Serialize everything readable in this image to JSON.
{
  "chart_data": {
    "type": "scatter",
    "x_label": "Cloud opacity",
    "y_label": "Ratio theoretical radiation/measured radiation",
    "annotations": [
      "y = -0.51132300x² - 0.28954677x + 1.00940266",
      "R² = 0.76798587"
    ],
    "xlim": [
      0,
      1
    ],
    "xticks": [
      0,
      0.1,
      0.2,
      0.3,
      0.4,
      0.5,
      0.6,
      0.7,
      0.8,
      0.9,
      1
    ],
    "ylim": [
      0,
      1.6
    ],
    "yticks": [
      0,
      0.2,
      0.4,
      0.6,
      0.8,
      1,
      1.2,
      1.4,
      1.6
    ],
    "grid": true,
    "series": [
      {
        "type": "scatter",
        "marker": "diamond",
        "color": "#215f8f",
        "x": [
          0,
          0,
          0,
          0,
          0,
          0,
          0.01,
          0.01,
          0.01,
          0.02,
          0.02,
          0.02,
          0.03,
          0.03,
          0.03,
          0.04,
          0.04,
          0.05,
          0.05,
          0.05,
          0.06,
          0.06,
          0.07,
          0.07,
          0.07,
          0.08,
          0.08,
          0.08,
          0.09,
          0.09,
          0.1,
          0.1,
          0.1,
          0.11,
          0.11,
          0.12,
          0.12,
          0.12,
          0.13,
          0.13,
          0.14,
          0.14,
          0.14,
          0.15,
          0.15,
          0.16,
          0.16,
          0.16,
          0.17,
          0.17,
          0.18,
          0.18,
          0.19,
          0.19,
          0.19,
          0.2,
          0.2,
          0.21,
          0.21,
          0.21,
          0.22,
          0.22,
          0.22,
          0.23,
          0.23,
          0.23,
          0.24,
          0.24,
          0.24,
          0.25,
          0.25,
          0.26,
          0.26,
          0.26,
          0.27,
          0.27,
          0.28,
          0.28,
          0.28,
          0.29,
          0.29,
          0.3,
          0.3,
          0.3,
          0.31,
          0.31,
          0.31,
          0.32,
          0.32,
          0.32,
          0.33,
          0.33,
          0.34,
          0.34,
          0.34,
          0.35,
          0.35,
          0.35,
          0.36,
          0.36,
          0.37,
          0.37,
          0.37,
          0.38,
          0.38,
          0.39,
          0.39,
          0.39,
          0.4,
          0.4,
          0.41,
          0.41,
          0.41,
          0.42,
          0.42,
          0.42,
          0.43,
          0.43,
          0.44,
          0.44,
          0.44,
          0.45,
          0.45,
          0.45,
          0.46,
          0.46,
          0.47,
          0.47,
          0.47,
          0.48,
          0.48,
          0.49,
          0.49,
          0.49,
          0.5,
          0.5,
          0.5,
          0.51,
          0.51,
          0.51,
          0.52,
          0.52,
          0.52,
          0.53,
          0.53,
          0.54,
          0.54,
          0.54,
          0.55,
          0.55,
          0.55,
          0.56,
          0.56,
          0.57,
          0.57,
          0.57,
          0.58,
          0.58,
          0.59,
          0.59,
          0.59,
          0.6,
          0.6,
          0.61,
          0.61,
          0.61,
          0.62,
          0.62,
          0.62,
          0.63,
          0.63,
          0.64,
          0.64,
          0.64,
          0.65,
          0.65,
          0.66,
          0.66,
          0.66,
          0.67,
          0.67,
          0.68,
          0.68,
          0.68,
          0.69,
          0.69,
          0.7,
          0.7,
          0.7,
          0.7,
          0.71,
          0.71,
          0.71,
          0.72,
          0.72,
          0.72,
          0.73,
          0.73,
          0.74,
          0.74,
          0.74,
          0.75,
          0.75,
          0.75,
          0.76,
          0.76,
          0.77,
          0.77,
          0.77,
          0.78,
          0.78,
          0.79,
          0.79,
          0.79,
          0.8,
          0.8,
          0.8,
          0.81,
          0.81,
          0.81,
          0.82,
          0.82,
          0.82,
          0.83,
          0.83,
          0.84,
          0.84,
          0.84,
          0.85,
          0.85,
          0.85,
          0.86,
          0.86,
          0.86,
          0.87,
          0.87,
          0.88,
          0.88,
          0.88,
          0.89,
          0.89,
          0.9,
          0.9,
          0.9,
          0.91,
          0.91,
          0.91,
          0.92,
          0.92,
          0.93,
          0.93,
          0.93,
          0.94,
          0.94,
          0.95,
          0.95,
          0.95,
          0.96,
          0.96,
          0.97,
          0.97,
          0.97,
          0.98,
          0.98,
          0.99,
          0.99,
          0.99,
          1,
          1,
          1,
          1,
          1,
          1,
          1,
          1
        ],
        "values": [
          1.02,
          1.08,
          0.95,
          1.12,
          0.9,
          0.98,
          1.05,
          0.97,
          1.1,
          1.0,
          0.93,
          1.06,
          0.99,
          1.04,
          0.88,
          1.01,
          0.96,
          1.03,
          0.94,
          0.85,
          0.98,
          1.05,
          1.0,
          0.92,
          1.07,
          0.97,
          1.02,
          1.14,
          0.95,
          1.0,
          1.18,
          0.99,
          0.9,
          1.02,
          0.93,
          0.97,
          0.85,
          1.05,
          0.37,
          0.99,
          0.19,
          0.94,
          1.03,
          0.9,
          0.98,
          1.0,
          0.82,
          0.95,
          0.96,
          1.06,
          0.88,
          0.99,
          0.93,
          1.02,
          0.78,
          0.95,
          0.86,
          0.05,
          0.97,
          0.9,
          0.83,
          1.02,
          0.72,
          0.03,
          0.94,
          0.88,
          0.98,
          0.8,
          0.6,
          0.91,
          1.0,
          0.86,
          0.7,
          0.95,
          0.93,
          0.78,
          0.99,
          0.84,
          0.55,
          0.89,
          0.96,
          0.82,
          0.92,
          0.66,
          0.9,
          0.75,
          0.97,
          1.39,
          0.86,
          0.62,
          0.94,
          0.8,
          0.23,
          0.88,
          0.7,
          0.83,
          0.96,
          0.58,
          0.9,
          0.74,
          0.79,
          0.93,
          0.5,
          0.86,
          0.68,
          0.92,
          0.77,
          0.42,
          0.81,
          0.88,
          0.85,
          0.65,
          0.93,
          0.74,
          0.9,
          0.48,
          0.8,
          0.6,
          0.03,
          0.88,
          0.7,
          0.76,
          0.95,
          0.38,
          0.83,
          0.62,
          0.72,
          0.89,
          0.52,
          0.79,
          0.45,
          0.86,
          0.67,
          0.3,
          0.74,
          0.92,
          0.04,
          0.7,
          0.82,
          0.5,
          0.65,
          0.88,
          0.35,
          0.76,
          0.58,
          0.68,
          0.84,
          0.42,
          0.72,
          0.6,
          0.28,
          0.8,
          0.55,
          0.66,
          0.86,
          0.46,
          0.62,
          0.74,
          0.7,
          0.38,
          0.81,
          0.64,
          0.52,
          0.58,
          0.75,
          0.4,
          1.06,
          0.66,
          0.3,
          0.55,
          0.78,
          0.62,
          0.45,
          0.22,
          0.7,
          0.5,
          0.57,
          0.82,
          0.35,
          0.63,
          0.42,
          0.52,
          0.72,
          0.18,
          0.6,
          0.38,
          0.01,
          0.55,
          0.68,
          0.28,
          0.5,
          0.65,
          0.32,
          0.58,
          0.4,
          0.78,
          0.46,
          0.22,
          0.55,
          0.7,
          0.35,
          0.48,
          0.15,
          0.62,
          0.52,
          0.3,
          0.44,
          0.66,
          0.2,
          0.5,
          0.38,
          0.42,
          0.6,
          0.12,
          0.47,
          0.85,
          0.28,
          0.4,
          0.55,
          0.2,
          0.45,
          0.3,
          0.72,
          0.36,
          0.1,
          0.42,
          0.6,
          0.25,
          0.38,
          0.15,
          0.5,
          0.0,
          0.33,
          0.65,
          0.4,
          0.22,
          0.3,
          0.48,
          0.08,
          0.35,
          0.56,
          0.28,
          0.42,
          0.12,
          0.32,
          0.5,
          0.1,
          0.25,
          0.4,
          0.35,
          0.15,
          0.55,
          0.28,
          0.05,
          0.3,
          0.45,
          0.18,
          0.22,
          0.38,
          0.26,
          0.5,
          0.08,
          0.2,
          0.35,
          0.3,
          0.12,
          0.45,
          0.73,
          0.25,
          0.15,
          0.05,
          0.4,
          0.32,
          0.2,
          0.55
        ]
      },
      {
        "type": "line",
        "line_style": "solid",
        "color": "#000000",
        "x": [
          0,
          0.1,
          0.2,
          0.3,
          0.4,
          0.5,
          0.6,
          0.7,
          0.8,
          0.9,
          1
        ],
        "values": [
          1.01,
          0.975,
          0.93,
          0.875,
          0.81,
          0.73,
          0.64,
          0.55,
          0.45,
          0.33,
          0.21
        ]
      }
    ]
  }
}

● TO DO: Only lines with the string "type" belong in your answer; copy each one.

● OUTPUT FOR THIS EXERCISE:
    "type": "scatter",
        "type": "scatter",
        "type": "line",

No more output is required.